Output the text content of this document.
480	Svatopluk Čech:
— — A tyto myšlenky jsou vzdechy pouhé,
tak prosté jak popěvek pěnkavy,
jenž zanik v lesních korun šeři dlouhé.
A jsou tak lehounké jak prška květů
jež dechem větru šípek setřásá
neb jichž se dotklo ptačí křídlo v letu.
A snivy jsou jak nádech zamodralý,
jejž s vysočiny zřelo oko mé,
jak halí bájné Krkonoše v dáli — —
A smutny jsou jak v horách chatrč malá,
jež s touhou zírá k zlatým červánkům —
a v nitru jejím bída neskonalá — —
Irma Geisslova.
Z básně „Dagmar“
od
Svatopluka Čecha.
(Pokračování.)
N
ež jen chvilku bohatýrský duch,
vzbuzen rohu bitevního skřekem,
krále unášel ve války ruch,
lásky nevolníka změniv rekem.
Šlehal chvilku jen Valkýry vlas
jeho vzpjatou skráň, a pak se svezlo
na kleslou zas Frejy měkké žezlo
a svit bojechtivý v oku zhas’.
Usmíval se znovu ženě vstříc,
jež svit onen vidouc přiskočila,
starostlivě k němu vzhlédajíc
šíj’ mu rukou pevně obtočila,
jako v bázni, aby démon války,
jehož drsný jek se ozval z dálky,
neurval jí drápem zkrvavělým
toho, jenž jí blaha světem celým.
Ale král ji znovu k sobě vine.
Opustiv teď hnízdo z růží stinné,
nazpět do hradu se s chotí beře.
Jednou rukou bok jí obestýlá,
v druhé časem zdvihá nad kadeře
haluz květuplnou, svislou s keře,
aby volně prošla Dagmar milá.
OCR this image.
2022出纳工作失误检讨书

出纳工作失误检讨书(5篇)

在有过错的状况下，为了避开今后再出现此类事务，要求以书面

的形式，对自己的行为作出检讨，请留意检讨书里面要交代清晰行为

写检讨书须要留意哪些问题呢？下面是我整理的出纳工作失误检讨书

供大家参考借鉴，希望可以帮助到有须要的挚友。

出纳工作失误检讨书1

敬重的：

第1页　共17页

#### [Required task]
Which lines in the listing above hold the word "znovu"? Show each of them.

#### [Finished task]
Usmíval se znovu ženě vstříc,
Ale král ji znovu k sobě vine.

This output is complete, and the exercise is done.